* **What is needed**
Pull every line with the word "from" out of the entries below.

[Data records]
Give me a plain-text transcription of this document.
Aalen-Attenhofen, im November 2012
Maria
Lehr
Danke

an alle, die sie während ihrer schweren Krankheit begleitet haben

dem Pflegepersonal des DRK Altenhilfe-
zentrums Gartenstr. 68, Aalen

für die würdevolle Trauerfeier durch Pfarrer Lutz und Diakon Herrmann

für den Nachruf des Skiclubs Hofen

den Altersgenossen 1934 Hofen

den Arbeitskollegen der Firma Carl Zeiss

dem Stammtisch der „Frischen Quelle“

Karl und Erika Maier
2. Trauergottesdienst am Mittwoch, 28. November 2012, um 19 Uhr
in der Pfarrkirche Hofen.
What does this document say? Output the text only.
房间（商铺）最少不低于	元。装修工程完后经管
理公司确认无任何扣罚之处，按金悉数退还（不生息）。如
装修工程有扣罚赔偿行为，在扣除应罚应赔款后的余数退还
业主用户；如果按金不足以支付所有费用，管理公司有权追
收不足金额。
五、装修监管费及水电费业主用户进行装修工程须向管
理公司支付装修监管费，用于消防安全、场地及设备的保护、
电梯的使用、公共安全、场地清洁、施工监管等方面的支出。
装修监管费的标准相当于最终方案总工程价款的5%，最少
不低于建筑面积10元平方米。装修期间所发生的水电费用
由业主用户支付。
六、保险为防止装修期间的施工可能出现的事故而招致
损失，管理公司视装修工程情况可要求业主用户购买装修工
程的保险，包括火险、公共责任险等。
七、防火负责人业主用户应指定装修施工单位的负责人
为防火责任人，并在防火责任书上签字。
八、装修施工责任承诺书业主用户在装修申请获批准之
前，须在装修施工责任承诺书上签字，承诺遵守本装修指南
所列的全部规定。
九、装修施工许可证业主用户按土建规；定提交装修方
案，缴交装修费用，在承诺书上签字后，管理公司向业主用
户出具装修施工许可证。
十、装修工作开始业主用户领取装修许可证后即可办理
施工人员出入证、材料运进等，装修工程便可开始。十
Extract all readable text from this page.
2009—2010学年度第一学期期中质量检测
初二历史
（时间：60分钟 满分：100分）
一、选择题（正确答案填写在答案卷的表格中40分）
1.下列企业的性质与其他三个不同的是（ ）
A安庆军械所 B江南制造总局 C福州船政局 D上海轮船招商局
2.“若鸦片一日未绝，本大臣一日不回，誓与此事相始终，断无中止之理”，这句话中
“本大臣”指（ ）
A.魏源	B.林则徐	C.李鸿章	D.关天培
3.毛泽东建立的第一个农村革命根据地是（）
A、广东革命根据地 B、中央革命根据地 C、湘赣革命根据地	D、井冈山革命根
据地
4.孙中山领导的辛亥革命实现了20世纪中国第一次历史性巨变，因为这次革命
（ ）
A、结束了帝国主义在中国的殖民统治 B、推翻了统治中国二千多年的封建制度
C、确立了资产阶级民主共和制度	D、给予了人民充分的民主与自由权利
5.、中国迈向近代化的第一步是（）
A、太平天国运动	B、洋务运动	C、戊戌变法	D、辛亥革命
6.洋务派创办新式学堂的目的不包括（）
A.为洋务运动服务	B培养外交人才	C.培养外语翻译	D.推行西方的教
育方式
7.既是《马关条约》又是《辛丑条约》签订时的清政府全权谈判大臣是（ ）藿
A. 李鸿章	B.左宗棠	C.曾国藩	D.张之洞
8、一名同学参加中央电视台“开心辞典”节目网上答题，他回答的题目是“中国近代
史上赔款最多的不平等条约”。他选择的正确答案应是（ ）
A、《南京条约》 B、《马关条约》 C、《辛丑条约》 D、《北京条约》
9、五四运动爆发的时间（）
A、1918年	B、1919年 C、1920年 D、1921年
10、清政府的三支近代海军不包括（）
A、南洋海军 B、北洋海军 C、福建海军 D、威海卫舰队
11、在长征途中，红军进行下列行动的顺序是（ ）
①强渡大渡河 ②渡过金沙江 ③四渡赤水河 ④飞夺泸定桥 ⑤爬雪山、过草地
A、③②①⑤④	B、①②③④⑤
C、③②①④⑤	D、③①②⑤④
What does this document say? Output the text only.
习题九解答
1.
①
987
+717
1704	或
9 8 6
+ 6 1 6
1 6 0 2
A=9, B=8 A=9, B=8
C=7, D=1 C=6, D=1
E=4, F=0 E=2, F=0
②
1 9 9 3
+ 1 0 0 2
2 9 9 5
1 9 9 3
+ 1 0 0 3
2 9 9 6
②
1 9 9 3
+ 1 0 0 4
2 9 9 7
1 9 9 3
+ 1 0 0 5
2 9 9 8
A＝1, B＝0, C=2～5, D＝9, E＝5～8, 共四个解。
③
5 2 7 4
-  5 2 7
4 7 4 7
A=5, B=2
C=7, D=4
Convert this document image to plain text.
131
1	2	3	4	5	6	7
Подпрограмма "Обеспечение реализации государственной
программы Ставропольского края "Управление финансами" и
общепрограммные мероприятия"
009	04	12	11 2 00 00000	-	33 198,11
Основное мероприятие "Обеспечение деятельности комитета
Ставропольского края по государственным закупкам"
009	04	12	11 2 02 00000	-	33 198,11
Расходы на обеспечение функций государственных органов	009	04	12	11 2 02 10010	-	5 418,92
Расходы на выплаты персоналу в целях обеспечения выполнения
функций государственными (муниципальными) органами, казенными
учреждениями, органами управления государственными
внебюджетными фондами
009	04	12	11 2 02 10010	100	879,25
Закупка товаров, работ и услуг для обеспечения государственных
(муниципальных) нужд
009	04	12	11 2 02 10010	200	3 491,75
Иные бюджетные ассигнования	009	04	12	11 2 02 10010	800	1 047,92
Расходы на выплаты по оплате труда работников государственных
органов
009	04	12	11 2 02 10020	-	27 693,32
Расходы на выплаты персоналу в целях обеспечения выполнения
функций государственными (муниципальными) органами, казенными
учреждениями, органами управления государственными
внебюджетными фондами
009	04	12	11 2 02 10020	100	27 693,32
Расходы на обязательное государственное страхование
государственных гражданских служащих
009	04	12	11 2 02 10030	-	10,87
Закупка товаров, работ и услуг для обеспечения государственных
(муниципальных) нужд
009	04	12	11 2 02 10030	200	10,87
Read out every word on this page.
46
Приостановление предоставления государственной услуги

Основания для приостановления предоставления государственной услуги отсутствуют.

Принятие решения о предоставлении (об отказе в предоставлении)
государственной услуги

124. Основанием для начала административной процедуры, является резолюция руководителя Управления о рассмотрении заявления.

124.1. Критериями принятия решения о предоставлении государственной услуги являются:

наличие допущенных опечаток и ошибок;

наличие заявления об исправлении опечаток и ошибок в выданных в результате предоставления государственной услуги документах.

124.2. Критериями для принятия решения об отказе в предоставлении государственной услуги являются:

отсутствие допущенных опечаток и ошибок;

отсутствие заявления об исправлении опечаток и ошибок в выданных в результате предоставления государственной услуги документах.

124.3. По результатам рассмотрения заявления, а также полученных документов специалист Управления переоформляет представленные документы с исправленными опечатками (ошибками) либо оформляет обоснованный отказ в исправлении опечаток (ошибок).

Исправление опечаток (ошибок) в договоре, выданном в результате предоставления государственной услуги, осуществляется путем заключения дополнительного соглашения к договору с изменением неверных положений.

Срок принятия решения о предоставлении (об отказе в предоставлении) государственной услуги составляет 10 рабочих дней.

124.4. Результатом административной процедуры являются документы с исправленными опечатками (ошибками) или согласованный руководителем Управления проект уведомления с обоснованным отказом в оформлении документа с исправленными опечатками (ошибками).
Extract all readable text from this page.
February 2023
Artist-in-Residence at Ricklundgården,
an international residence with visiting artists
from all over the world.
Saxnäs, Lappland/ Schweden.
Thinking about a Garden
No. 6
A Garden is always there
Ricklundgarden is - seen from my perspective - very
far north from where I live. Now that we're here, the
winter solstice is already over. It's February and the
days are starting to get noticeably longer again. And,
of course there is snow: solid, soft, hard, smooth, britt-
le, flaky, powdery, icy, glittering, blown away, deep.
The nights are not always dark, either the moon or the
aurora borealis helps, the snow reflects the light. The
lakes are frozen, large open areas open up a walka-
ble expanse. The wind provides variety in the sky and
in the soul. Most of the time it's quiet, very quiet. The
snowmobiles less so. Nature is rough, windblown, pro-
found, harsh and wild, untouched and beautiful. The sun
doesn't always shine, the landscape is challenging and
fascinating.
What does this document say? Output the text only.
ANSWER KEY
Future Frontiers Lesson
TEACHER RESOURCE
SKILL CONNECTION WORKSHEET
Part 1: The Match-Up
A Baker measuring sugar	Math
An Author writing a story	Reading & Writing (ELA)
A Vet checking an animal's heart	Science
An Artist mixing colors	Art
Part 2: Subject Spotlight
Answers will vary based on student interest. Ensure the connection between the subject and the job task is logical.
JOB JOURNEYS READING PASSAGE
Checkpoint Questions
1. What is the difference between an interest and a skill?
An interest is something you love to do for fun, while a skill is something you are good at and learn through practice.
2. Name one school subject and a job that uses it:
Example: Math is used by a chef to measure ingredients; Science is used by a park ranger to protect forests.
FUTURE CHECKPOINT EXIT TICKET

* **Expected output**
Extract all readable text from this page.
Extract all readable text from this page.
from all over the world.
Ricklundgarden is - seen from my perspective - very
far north from where I live. Now that we're here, the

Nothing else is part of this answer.